Text for analysis:

Content starts

Political Perspectives is produced by the students and faculty of Carleton University's School of Journalism and Communication, Canada's oldest journalism school.
I just went and voted and am happy to report that there was a line-up: not because people forgot their ID, but just because plenty of folks in my neighbourhood seem keen to get in and vote as soon as they can.
There has been a debate in the past among journalists about whether they should vote at all. To my knowledge the most prominent journalist to say in public that he does not vote as a matter of journalistic practice is CBC-TV’s Don Newman. The idea is that a journalist should be above party and that no clearer statement could be made of his or her refusal to takes sides in the political debate than to decline the ballot.
I have a lot of respect for Don, who recently won the Gordon Sinclair award for his contribution to Canadian journalism — to be awarded at the Geminis in a few days. He richly deserves the honour.
But I will respectfully disagree with him on this point. Journalists, especially political journalists, are privileged to be among the most informed potential voters in the country. While we should take care in our journalistic work to separate our personal views from our coverage, it would be far-fetched to suppose that we don’t develop views on specific policies, parties and leaders. A journalist insufficiently engaged in the debates of the hour probably wouldn’t be much of a journalist to be truthful. But what journalists need is the humility to be the vehicle for many different voices to express themselves and be heard, even if they differ from our own views.
In my experience. some people can be very opinionated without ever voting; and others can be a model of journalistic probity and balance while conscientiously voting in every election.

Content ends

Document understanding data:
Content starts

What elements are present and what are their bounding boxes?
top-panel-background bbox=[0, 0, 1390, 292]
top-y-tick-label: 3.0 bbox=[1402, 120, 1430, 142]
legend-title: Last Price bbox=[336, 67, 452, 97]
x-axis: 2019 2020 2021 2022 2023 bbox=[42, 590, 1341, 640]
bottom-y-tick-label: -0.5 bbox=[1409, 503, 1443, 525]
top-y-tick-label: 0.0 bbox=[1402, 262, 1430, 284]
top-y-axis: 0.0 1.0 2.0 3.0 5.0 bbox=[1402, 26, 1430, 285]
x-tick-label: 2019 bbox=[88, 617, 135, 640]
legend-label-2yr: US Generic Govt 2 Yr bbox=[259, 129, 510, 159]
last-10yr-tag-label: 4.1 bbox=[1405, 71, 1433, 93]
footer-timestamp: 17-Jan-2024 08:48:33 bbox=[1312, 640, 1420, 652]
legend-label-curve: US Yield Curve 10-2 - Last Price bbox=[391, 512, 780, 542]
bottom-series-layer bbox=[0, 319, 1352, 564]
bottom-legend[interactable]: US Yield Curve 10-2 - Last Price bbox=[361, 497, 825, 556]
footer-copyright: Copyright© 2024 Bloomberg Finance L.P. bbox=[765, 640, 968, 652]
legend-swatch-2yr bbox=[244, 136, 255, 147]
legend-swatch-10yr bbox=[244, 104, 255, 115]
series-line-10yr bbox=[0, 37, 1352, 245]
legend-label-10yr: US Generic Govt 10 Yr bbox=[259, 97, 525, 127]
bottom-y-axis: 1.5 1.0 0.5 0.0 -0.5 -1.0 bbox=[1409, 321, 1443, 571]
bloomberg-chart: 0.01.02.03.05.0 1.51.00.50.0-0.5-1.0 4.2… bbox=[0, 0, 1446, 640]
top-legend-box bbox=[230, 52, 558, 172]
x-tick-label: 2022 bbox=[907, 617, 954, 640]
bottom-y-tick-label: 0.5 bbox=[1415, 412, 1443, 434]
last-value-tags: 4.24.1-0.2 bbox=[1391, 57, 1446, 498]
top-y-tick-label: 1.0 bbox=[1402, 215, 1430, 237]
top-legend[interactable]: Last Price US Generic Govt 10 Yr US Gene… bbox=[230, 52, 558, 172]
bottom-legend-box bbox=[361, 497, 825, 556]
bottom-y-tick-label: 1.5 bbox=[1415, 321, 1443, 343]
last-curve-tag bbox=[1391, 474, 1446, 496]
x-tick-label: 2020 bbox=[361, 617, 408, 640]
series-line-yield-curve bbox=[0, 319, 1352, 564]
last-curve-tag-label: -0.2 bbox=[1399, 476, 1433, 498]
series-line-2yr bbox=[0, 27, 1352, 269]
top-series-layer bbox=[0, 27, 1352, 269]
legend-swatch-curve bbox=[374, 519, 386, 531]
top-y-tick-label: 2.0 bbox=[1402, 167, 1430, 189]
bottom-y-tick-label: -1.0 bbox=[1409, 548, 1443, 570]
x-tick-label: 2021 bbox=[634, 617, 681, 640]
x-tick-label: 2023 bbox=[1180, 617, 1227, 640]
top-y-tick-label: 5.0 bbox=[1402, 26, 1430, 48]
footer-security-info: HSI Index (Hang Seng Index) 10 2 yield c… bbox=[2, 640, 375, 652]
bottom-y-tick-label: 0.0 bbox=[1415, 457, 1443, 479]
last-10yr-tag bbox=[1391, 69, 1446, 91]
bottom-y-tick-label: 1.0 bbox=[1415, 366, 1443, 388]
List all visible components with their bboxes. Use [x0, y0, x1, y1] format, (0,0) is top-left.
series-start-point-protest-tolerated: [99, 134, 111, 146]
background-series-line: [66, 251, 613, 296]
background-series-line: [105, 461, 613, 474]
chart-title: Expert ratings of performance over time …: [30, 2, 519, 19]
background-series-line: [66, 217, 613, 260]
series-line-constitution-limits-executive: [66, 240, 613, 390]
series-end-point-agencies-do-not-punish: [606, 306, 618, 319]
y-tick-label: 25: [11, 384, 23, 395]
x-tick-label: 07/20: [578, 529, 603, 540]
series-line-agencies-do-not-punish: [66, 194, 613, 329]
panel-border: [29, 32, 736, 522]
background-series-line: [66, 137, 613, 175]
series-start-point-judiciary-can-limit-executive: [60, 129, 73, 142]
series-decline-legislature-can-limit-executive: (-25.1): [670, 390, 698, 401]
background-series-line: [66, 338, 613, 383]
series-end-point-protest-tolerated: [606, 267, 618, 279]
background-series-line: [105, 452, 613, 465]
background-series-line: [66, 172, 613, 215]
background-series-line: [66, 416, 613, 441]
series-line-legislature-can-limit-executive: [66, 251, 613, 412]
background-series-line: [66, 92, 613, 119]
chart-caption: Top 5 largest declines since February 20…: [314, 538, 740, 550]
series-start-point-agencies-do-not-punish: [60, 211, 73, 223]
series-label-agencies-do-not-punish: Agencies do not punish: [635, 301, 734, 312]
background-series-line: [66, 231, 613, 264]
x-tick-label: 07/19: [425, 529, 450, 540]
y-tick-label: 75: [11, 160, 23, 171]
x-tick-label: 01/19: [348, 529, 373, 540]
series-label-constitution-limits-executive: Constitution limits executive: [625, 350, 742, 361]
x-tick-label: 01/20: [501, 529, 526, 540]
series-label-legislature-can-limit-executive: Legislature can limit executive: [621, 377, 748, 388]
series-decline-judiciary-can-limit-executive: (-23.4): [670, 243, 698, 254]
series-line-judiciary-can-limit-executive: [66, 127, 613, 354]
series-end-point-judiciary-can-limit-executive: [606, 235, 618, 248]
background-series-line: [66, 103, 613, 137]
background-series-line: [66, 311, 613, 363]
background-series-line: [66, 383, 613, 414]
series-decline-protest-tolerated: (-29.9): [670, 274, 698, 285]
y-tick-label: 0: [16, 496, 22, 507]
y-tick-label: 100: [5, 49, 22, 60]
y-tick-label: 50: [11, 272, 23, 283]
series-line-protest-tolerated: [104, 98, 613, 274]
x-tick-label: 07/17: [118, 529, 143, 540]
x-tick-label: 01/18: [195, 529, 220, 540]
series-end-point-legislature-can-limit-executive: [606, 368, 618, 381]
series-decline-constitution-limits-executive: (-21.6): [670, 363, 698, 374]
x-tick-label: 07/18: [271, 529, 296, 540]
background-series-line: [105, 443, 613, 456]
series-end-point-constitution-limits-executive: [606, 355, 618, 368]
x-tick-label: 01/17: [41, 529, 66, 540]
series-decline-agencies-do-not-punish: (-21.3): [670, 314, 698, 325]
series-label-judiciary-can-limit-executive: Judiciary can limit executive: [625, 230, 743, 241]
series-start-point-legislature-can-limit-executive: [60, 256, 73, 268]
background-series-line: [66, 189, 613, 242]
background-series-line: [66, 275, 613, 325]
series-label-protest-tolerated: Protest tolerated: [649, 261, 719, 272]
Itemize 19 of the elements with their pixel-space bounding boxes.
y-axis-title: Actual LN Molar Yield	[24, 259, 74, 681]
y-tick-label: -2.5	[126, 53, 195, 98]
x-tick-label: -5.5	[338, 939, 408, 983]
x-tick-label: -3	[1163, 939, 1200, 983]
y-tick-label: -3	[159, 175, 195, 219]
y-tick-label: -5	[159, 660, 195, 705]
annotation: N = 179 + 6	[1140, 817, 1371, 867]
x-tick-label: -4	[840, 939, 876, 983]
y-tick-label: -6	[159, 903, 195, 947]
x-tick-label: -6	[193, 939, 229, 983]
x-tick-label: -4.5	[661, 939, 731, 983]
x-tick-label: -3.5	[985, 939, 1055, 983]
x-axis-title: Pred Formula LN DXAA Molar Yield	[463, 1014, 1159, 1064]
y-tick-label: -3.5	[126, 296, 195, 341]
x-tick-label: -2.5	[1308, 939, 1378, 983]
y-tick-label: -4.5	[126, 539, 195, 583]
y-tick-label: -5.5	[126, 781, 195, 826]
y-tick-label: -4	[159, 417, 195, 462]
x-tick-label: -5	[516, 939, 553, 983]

Content ends

Tasks to complete:
**1)** Using the post on journalists and voting, explain in one to three sentences why Don Newman declines to vote.
**2)** Translate this sentence from the post on journalists and voting into French: "He richly deserves the honour."
**3)** According to the post on journalists and voting, what award did Don Newman recently win?
The listing is separate material, unrelated to the post on journalists and voting.

Answers to the problems:
**1)** Newman holds that a journalist should be above party. Declining the ballot is the clearest statement a journalist could make of refusing to take sides in the political debate.

**2)** Il mérite amplement cet honneur.

**3)** The Gordon Sinclair award, for his contribution to Canadian journalism.